Problem statement: Wherever "JSON" appears in a line, copy that line.

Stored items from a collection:
-- Start --

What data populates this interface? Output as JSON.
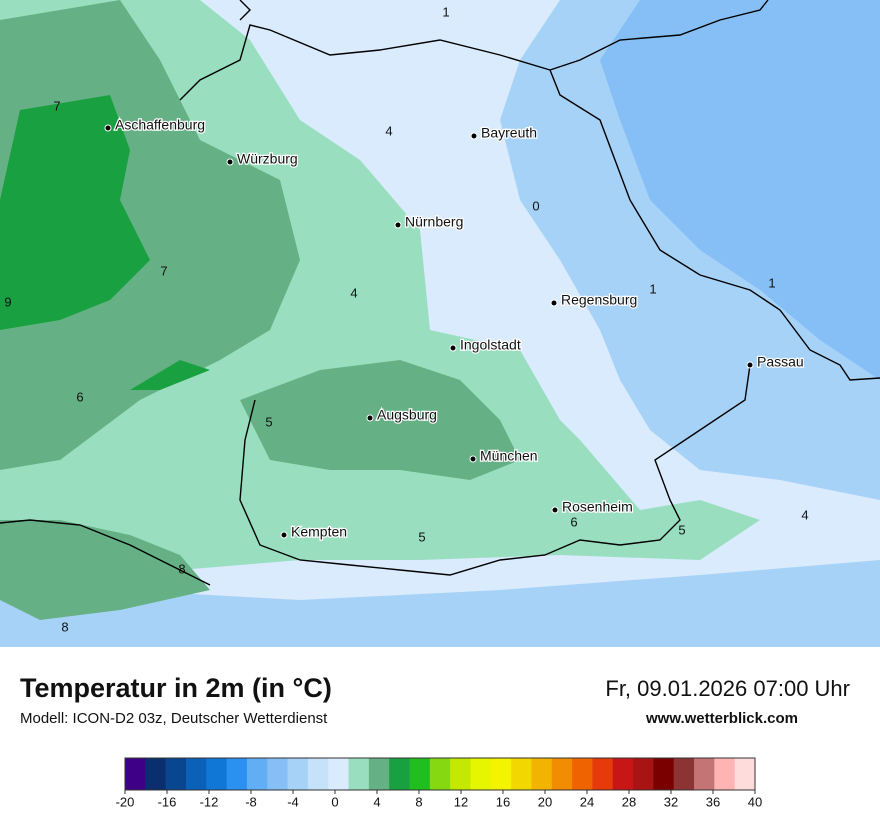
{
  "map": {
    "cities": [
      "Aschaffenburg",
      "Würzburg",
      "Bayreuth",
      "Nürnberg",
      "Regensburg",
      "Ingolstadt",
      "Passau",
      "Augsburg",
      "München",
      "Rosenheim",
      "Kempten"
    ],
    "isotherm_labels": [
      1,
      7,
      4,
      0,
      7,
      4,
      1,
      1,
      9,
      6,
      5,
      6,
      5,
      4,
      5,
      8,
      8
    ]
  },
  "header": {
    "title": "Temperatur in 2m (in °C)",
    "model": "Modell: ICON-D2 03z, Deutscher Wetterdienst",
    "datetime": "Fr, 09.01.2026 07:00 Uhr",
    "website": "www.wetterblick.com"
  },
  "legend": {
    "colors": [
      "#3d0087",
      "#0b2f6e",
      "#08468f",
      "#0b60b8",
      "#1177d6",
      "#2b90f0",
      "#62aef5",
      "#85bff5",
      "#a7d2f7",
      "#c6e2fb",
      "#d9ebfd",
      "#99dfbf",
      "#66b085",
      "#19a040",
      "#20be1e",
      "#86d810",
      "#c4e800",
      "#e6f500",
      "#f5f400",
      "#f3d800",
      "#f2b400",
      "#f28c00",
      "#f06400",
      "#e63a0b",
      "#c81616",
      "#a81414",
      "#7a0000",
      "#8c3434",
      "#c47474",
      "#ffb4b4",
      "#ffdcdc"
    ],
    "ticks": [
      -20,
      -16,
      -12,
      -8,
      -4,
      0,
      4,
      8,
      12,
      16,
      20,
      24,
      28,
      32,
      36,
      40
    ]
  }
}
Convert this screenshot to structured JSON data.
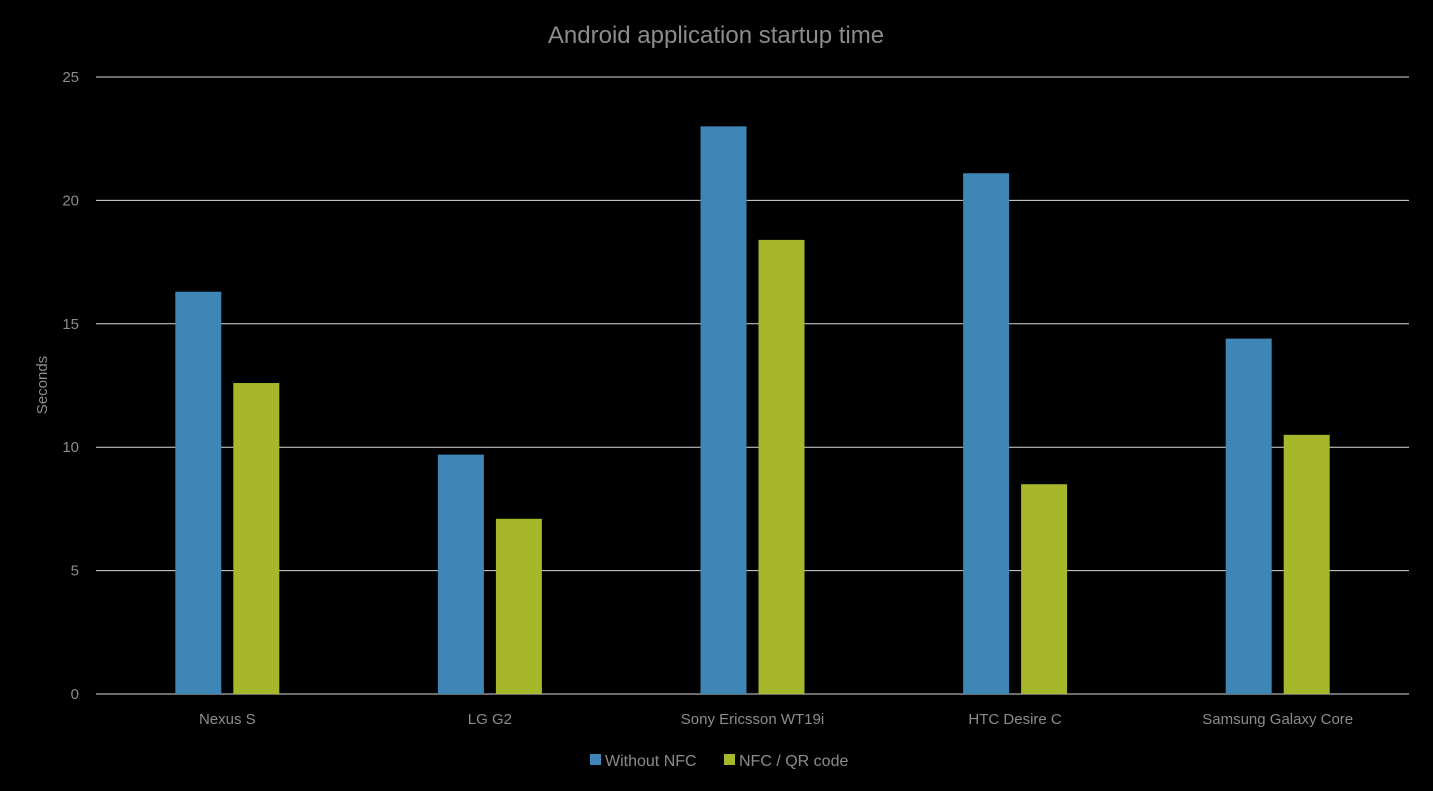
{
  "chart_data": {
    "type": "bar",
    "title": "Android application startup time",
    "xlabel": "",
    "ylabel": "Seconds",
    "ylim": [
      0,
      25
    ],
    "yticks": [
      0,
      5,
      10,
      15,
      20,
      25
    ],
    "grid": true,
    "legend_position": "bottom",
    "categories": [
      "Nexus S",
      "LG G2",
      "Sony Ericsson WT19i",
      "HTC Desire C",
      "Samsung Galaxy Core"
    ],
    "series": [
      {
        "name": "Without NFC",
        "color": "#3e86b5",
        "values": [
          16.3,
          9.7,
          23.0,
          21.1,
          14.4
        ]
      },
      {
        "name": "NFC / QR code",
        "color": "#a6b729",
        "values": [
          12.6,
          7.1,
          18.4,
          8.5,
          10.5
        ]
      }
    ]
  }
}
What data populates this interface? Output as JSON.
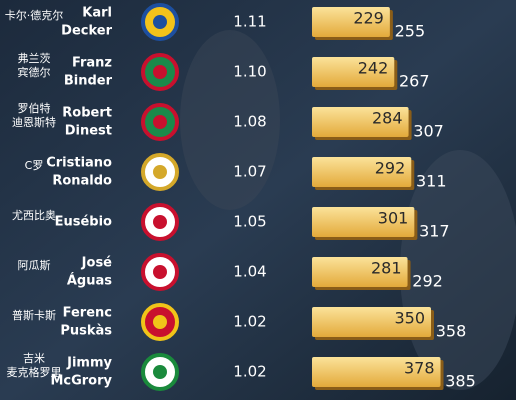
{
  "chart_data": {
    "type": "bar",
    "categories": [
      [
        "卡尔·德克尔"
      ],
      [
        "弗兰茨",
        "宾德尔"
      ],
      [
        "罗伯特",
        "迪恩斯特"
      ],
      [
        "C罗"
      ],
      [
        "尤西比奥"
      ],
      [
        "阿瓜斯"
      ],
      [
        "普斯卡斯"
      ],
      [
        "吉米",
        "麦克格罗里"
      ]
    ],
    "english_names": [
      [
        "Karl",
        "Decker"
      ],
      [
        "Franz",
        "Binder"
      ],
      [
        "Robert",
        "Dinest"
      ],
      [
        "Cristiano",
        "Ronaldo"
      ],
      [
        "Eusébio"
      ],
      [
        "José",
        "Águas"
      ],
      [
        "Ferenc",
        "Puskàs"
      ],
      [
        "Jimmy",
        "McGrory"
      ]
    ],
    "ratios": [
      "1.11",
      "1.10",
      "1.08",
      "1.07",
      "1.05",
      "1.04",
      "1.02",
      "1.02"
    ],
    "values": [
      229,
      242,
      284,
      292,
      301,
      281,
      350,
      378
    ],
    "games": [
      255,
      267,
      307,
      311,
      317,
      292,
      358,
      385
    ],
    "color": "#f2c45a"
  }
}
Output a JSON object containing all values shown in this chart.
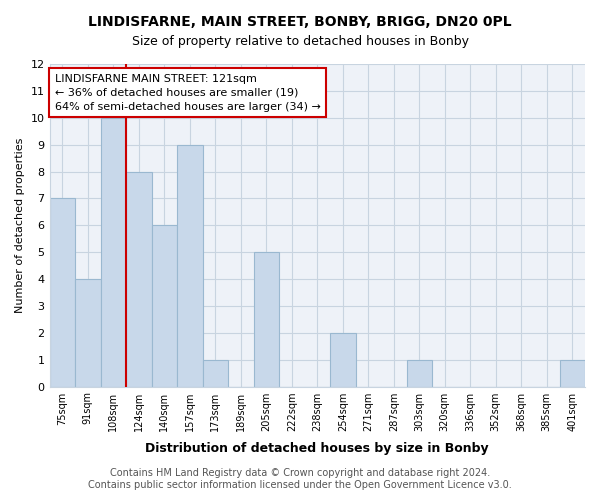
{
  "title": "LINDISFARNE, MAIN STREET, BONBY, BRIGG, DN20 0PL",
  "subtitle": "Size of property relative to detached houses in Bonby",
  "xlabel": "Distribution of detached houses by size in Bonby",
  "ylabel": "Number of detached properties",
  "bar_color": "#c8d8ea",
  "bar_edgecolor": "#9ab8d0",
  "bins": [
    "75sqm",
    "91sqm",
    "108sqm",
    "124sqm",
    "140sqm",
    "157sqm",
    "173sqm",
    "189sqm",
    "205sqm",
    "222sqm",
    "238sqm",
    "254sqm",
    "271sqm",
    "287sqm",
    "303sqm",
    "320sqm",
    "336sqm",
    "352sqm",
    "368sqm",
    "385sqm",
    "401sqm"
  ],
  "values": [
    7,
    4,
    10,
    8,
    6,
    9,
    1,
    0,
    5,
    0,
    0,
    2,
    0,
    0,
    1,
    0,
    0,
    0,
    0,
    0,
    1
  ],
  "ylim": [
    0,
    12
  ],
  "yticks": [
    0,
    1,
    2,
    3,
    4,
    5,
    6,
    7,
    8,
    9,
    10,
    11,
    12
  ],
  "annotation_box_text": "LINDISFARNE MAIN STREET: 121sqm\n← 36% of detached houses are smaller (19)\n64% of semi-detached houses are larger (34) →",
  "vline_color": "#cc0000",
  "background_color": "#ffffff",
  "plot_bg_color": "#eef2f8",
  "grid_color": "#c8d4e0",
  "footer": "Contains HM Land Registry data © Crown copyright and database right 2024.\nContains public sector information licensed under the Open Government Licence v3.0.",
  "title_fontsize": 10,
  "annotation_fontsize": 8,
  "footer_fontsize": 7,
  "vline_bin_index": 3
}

-- End --

Output of the exercise:
What data populates this interface? Output as JSON.
Convert this screenshot to structured JSON data.
What data populates this interface? Output as JSON.
Output a JSON object containing all values shown in this chart.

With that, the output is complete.